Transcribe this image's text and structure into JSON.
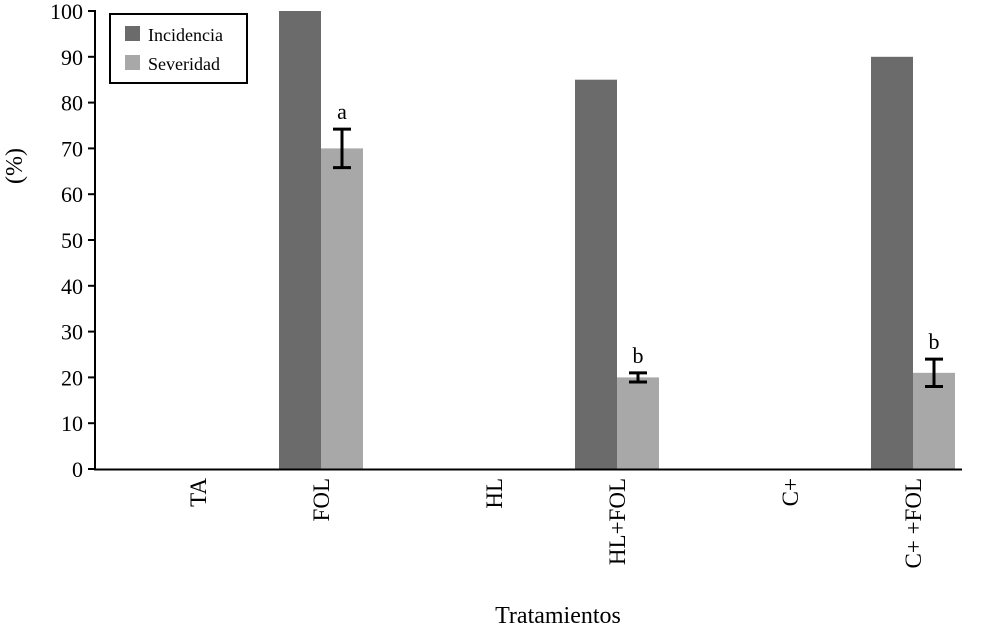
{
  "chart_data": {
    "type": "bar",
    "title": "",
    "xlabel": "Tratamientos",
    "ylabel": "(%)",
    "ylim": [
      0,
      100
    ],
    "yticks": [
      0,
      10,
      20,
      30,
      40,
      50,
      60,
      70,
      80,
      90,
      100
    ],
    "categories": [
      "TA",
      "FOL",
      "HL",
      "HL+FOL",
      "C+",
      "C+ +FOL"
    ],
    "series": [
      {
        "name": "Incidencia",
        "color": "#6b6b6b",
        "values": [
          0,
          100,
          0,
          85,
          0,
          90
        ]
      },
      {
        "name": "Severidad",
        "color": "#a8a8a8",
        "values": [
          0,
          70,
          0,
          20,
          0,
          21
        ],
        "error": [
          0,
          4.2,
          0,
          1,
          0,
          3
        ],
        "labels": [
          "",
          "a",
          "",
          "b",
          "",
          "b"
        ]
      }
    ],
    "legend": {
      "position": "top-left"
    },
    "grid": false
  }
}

-------------------------

_TASK DETAILS_: Leave out the pictures and give the listing above again exactly.

_WRITTEN SOLUTION_:
Transcribe this image's text and structure into JSON.
{
  "chart_data": {
    "type": "bar",
    "title": "",
    "xlabel": "Tratamientos",
    "ylabel": "(%)",
    "ylim": [
      0,
      100
    ],
    "yticks": [
      0,
      10,
      20,
      30,
      40,
      50,
      60,
      70,
      80,
      90,
      100
    ],
    "categories": [
      "TA",
      "FOL",
      "HL",
      "HL+FOL",
      "C+",
      "C+ +FOL"
    ],
    "series": [
      {
        "name": "Incidencia",
        "color": "#6b6b6b",
        "values": [
          0,
          100,
          0,
          85,
          0,
          90
        ]
      },
      {
        "name": "Severidad",
        "color": "#a8a8a8",
        "values": [
          0,
          70,
          0,
          20,
          0,
          21
        ],
        "error": [
          0,
          4.2,
          0,
          1,
          0,
          3
        ],
        "labels": [
          "",
          "a",
          "",
          "b",
          "",
          "b"
        ]
      }
    ],
    "legend": {
      "position": "top-left"
    },
    "grid": false
  }
}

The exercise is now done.